THE REQUEST = Locate the lines that hold the string "Showing". Copy every such line.
- - -
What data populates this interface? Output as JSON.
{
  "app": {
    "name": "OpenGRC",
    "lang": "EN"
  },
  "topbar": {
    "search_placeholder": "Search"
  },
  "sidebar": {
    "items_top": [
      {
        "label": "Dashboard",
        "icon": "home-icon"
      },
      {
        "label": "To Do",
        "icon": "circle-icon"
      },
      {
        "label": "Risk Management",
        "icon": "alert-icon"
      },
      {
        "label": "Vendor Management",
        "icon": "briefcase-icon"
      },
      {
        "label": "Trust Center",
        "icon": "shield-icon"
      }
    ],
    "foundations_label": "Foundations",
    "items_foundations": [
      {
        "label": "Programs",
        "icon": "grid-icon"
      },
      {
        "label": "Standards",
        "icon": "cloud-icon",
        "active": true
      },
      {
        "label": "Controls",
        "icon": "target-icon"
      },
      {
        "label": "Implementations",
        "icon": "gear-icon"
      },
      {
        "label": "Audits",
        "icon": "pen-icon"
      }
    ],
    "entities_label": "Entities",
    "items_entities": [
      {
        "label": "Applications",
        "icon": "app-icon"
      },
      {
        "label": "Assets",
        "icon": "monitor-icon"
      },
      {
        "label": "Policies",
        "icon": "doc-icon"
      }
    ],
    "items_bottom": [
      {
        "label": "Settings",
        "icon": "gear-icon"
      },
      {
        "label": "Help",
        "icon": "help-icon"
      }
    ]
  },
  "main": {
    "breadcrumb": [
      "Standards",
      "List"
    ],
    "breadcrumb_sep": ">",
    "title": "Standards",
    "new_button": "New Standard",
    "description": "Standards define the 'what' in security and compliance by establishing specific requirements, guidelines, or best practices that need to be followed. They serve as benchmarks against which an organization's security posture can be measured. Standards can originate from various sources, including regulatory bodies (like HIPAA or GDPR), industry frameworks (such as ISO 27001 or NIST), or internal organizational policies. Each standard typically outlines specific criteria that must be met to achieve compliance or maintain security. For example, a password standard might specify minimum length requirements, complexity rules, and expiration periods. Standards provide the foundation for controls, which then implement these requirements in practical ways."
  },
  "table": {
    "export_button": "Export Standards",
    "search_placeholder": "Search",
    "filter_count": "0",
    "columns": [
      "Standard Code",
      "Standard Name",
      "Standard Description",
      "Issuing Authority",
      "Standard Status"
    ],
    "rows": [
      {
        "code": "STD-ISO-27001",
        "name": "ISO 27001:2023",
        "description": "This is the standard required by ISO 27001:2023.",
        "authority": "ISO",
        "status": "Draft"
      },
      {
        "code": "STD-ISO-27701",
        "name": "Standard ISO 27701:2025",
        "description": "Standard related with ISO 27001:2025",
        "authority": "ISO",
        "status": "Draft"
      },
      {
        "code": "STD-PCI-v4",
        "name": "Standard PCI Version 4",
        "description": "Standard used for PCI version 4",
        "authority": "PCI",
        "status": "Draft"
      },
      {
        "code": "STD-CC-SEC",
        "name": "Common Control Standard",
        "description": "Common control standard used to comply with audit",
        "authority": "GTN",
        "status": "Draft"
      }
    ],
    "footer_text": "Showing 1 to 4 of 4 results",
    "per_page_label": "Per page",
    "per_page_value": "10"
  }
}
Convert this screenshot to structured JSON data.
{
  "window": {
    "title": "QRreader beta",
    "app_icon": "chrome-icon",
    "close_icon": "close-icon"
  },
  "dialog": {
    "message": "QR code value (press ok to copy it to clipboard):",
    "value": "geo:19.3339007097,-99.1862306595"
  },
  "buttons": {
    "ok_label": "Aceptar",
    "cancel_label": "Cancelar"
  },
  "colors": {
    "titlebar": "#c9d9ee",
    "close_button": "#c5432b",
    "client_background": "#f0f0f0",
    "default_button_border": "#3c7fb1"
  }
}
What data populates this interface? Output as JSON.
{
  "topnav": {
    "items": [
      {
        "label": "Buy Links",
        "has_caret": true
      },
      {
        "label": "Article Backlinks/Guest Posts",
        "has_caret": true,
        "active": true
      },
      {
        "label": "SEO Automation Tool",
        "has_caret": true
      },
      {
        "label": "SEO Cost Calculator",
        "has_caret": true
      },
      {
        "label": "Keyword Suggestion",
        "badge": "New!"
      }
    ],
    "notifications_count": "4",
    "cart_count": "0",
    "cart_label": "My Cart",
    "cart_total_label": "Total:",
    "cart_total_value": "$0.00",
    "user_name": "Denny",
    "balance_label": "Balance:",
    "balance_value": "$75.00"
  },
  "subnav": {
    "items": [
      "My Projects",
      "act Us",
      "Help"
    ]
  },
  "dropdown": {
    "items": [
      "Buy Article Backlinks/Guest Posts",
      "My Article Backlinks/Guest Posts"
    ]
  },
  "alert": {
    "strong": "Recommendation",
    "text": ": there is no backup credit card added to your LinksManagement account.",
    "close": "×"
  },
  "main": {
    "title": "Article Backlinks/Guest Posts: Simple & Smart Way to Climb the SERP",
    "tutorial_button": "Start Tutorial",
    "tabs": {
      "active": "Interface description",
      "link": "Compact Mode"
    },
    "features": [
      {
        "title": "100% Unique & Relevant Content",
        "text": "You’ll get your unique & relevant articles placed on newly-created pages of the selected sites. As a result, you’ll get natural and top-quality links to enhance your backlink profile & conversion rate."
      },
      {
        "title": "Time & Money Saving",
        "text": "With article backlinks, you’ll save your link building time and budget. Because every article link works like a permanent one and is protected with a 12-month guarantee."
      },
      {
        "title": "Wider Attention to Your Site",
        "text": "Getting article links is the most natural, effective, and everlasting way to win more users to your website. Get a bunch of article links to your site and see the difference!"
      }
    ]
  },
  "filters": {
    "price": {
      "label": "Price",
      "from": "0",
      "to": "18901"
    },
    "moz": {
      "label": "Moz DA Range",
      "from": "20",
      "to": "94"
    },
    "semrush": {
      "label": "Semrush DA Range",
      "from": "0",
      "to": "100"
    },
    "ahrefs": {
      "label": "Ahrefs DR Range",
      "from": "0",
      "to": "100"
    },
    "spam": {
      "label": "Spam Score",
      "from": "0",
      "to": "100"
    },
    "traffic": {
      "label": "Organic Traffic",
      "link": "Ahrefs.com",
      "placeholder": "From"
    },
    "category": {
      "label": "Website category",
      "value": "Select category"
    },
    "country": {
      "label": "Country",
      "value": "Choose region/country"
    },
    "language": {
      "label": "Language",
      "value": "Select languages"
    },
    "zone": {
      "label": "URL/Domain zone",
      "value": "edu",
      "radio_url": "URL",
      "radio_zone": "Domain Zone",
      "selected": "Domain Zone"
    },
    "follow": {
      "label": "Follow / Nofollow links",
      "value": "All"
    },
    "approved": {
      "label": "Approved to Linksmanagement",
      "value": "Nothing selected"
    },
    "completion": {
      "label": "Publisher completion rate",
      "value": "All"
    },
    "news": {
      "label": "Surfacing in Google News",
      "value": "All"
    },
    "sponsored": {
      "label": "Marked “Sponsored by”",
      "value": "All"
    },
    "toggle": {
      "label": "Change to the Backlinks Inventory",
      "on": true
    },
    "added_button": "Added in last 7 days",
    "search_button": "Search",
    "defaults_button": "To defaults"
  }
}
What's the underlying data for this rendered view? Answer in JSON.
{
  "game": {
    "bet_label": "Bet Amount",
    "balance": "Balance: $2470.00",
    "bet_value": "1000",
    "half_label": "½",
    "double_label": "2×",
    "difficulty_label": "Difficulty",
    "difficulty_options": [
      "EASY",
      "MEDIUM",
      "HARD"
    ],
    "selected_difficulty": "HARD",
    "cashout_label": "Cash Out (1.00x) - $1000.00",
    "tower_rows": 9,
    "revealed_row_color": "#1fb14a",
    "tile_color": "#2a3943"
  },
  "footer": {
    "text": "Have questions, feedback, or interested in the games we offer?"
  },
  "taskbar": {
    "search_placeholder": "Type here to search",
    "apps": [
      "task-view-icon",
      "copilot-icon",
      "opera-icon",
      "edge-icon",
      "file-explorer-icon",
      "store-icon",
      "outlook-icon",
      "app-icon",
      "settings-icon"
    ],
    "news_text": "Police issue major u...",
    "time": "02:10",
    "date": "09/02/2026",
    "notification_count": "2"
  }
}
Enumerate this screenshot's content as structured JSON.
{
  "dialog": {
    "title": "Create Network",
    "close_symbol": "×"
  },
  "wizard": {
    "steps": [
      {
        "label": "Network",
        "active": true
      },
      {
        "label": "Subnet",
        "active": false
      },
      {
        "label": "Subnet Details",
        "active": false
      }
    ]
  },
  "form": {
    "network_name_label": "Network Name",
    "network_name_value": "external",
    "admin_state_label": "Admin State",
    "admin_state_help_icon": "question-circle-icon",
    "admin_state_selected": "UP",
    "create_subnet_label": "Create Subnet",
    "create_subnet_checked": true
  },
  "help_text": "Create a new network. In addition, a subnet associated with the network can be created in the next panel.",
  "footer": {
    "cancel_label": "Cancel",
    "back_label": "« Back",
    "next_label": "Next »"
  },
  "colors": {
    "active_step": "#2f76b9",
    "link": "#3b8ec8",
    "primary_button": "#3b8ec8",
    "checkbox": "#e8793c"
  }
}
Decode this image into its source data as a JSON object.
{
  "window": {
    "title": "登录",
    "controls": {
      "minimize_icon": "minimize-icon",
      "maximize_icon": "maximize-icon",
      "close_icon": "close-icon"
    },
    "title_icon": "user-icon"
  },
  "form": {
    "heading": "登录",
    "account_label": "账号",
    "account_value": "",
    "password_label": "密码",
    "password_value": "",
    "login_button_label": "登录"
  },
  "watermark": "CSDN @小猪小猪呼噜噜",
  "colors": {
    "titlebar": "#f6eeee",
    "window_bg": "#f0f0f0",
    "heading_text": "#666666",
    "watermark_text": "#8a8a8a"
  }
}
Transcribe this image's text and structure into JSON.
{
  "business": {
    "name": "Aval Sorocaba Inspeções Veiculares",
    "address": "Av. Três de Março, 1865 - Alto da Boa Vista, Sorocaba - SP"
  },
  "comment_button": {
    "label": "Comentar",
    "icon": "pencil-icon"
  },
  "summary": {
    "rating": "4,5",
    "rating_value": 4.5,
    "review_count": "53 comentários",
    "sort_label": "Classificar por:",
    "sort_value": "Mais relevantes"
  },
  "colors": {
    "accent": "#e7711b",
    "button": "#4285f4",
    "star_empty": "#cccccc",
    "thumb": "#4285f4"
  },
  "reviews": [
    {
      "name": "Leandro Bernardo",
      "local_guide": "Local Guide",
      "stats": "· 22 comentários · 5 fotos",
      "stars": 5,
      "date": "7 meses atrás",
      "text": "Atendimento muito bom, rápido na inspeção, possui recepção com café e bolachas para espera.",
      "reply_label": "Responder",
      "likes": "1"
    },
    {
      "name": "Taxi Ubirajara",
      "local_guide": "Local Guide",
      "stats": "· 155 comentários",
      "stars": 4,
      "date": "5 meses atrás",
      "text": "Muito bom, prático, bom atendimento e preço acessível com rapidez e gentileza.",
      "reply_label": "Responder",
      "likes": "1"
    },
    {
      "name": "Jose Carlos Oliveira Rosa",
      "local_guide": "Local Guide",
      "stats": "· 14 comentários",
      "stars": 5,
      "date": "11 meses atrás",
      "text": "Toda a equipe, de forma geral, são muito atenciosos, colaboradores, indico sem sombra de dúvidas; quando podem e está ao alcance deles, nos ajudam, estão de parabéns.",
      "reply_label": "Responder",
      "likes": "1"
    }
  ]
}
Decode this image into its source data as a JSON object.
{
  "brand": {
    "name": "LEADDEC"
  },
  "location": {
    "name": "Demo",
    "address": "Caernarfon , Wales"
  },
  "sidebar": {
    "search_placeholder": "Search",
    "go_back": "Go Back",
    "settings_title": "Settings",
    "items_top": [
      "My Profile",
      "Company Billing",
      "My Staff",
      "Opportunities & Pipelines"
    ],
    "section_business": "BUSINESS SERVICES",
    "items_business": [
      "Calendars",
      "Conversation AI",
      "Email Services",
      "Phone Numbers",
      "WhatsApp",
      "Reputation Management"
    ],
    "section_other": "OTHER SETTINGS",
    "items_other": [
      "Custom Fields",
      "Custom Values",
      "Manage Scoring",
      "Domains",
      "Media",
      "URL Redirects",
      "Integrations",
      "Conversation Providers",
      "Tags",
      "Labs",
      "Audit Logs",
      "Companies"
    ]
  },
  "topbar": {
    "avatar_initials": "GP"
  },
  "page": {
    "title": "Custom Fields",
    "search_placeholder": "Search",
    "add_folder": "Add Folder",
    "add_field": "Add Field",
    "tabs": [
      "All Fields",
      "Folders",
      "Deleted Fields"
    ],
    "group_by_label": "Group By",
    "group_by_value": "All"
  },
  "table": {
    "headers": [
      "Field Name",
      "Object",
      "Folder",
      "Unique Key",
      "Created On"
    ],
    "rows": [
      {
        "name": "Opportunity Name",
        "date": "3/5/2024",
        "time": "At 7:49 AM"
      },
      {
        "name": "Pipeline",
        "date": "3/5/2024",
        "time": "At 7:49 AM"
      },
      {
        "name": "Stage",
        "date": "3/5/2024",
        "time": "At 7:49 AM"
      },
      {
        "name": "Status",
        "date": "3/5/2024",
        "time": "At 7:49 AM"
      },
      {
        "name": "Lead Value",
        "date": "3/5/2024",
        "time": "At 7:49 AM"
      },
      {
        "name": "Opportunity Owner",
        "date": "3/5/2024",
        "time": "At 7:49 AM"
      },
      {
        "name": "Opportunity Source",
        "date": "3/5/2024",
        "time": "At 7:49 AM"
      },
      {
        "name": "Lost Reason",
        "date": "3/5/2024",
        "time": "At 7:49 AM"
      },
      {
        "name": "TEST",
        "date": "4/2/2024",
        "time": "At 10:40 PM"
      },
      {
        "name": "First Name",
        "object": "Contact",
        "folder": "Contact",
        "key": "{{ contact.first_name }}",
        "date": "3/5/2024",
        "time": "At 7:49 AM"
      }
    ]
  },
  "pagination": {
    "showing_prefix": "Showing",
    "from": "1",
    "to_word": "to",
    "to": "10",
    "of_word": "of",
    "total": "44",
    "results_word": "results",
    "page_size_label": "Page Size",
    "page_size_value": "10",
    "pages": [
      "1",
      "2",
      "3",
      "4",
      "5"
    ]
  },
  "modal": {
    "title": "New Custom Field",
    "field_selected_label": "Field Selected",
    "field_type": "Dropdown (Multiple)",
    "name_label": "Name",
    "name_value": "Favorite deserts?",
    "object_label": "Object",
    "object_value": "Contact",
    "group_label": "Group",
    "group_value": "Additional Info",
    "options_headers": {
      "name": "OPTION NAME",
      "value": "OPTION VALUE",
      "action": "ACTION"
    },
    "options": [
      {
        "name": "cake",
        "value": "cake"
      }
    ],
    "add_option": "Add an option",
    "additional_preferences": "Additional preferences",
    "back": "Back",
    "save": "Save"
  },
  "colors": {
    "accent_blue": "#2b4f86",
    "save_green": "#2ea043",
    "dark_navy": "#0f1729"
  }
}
- - -
SOLUTION =
    "footer_text": "Showing 1 to 4 of 4 results",
    "showing_prefix": "Showing",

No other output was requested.